▸ **GIVEN EXERCISE**
Of all the lines in these entries, how many contain the string "photo"? Give only that count.

▸ **GIVEN DATA**
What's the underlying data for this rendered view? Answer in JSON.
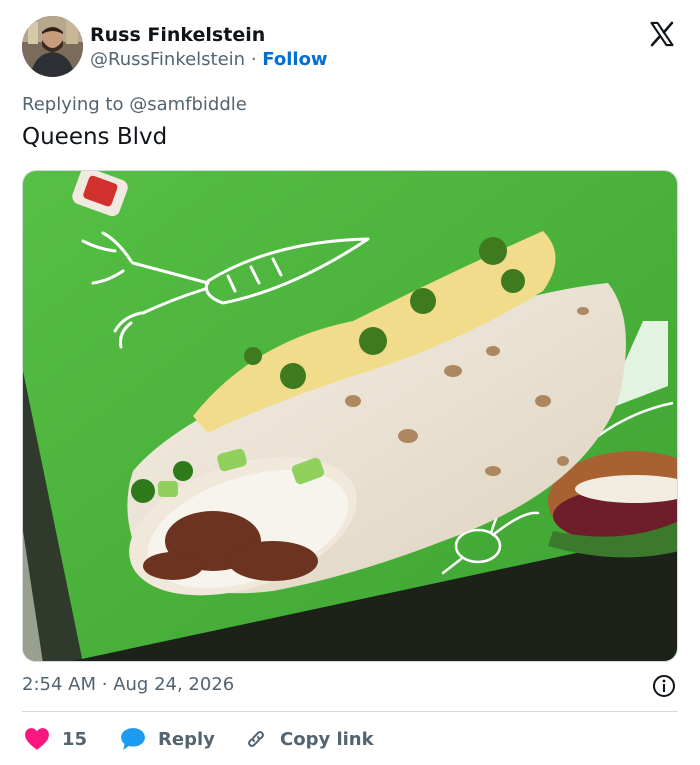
{
  "author": {
    "name": "Russ Finkelstein",
    "handle": "@RussFinkelstein",
    "separator": "·",
    "follow_label": "Follow",
    "avatar_icon": "avatar-photo"
  },
  "brand_icon": "x-logo",
  "reply": {
    "prefix": "Replying to",
    "mention": "@samfbiddle"
  },
  "tweet": {
    "text": "Queens Blvd"
  },
  "media": {
    "description_icon": "burrito-ad-photo"
  },
  "meta": {
    "time": "2:54 AM",
    "separator": "·",
    "date": "Aug 24, 2026",
    "info_icon": "info-icon"
  },
  "actions": {
    "likes_count": "15",
    "reply_label": "Reply",
    "copy_label": "Copy link"
  },
  "colors": {
    "like": "#f91880",
    "reply": "#1d9bf0",
    "link": "#006fd6",
    "muted": "#536471",
    "ad_green": "#4cb43c"
  }
}
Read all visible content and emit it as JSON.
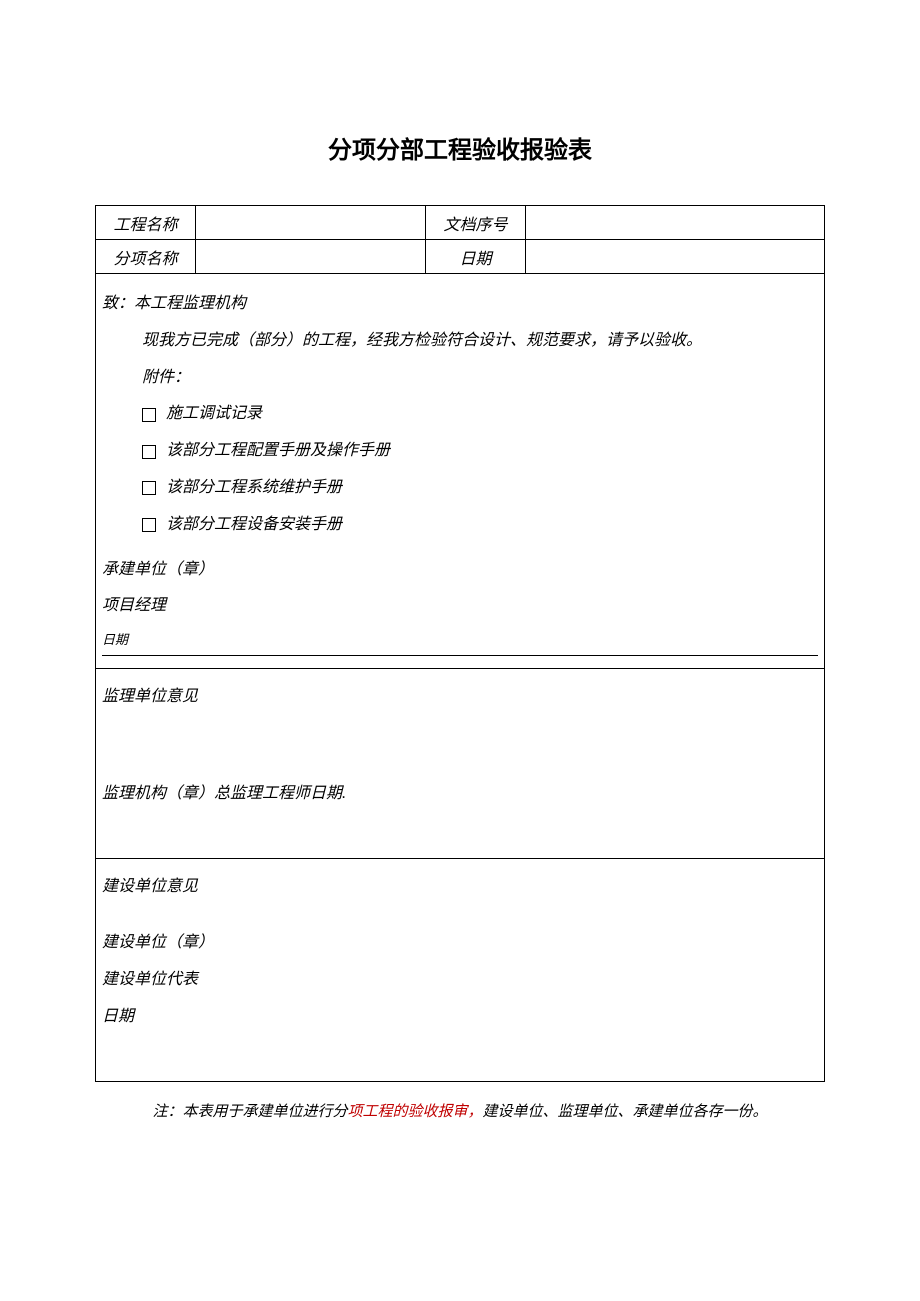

▸ **REPLY**
2